Given problem:
Can you reproduce the data beneath, keeping every line exact?

[Start of Supplied data]

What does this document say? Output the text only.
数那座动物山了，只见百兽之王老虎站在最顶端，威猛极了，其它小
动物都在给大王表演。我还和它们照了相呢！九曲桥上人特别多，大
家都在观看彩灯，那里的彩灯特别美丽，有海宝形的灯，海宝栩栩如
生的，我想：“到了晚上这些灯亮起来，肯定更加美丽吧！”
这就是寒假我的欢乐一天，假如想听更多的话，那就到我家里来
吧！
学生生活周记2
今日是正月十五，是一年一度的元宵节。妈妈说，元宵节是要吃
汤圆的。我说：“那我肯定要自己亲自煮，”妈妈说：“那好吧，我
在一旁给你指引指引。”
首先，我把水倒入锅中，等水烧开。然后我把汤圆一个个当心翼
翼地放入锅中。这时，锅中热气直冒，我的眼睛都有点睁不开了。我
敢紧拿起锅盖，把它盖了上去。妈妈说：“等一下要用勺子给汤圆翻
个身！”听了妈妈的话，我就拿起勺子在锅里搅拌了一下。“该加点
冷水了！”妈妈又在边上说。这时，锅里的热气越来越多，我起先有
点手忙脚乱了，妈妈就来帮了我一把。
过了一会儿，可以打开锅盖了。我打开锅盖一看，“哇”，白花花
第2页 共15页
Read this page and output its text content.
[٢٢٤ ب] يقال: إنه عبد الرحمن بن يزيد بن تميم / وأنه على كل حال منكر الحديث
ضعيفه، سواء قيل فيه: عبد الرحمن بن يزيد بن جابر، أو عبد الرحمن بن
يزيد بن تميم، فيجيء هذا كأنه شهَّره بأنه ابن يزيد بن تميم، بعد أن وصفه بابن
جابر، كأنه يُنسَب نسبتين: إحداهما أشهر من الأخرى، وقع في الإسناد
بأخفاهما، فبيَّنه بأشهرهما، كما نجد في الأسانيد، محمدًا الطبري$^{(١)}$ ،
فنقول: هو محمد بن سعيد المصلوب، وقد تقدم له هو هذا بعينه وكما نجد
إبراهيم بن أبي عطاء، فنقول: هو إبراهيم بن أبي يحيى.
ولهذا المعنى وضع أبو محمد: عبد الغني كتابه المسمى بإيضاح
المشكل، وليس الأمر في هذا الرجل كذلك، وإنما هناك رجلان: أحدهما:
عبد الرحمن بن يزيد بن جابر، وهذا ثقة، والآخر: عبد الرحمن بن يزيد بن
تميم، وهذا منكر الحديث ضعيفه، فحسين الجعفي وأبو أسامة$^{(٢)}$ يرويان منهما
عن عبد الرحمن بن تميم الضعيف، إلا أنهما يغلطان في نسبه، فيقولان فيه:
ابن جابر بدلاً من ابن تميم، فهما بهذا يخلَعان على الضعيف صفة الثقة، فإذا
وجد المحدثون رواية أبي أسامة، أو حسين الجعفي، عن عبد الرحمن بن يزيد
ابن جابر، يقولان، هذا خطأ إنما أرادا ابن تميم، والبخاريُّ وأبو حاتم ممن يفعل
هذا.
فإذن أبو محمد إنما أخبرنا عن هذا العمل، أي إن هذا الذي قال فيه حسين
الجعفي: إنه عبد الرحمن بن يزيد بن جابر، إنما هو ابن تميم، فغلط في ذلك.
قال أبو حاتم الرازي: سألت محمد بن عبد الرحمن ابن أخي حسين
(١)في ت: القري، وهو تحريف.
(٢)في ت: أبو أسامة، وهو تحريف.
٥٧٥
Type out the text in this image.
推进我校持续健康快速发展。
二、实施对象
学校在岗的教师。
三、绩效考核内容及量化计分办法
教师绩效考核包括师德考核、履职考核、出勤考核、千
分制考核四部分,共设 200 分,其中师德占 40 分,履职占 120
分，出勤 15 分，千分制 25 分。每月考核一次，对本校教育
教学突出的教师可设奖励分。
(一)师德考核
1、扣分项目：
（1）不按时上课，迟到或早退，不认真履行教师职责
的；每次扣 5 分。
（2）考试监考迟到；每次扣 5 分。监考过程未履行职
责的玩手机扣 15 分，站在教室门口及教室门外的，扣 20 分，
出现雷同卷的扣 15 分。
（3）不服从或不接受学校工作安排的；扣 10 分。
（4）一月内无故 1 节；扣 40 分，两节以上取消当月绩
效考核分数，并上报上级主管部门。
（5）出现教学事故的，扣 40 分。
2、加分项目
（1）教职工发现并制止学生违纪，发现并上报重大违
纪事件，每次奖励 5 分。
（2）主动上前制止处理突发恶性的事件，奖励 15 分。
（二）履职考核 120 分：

[End of Supplied data]

Finished answer:
What does this document say? Output the text only.
数那座动物山了，只见百兽之王老虎站在最顶端，威猛极了，其它小
动物都在给大王表演。我还和它们照了相呢！九曲桥上人特别多，大
家都在观看彩灯，那里的彩灯特别美丽，有海宝形的灯，海宝栩栩如
生的，我想：“到了晚上这些灯亮起来，肯定更加美丽吧！”
这就是寒假我的欢乐一天，假如想听更多的话，那就到我家里来
吧！
学生生活周记2
今日是正月十五，是一年一度的元宵节。妈妈说，元宵节是要吃
汤圆的。我说：“那我肯定要自己亲自煮，”妈妈说：“那好吧，我
在一旁给你指引指引。”
首先，我把水倒入锅中，等水烧开。然后我把汤圆一个个当心翼
翼地放入锅中。这时，锅中热气直冒，我的眼睛都有点睁不开了。我
敢紧拿起锅盖，把它盖了上去。妈妈说：“等一下要用勺子给汤圆翻
个身！”听了妈妈的话，我就拿起勺子在锅里搅拌了一下。“该加点
冷水了！”妈妈又在边上说。这时，锅里的热气越来越多，我起先有
点手忙脚乱了，妈妈就来帮了我一把。
过了一会儿，可以打开锅盖了。我打开锅盖一看，“哇”，白花花
第2页 共15页
Read this page and output its text content.
[٢٢٤ ب] يقال: إنه عبد الرحمن بن يزيد بن تميم / وأنه على كل حال منكر الحديث
ضعيفه، سواء قيل فيه: عبد الرحمن بن يزيد بن جابر، أو عبد الرحمن بن
يزيد بن تميم، فيجيء هذا كأنه شهَّره بأنه ابن يزيد بن تميم، بعد أن وصفه بابن
جابر، كأنه يُنسَب نسبتين: إحداهما أشهر من الأخرى، وقع في الإسناد
بأخفاهما، فبيَّنه بأشهرهما، كما نجد في الأسانيد، محمدًا الطبري$^{(١)}$ ،
فنقول: هو محمد بن سعيد المصلوب، وقد تقدم له هو هذا بعينه وكما نجد
إبراهيم بن أبي عطاء، فنقول: هو إبراهيم بن أبي يحيى.
ولهذا المعنى وضع أبو محمد: عبد الغني كتابه المسمى بإيضاح
المشكل، وليس الأمر في هذا الرجل كذلك، وإنما هناك رجلان: أحدهما:
عبد الرحمن بن يزيد بن جابر، وهذا ثقة، والآخر: عبد الرحمن بن يزيد بن
تميم، وهذا منكر الحديث ضعيفه، فحسين الجعفي وأبو أسامة$^{(٢)}$ يرويان منهما
عن عبد الرحمن بن تميم الضعيف، إلا أنهما يغلطان في نسبه، فيقولان فيه:
ابن جابر بدلاً من ابن تميم، فهما بهذا يخلَعان على الضعيف صفة الثقة، فإذا
وجد المحدثون رواية أبي أسامة، أو حسين الجعفي، عن عبد الرحمن بن يزيد
ابن جابر، يقولان، هذا خطأ إنما أرادا ابن تميم، والبخاريُّ وأبو حاتم ممن يفعل
هذا.
فإذن أبو محمد إنما أخبرنا عن هذا العمل، أي إن هذا الذي قال فيه حسين
الجعفي: إنه عبد الرحمن بن يزيد بن جابر، إنما هو ابن تميم، فغلط في ذلك.
قال أبو حاتم الرازي: سألت محمد بن عبد الرحمن ابن أخي حسين
(١)في ت: القري، وهو تحريف.
(٢)في ت: أبو أسامة، وهو تحريف.
٥٧٥
Type out the text in this image.
推进我校持续健康快速发展。
二、实施对象
学校在岗的教师。
三、绩效考核内容及量化计分办法
教师绩效考核包括师德考核、履职考核、出勤考核、千
分制考核四部分,共设 200 分,其中师德占 40 分,履职占 120
分，出勤 15 分，千分制 25 分。每月考核一次，对本校教育
教学突出的教师可设奖励分。
(一)师德考核
1、扣分项目：
（1）不按时上课，迟到或早退，不认真履行教师职责
的；每次扣 5 分。
（2）考试监考迟到；每次扣 5 分。监考过程未履行职
责的玩手机扣 15 分，站在教室门口及教室门外的，扣 20 分，
出现雷同卷的扣 15 分。
（3）不服从或不接受学校工作安排的；扣 10 分。
（4）一月内无故 1 节；扣 40 分，两节以上取消当月绩
效考核分数，并上报上级主管部门。
（5）出现教学事故的，扣 40 分。
2、加分项目
（1）教职工发现并制止学生违纪，发现并上报重大违
纪事件，每次奖励 5 分。
（2）主动上前制止处理突发恶性的事件，奖励 15 分。
（二）履职考核 120 分：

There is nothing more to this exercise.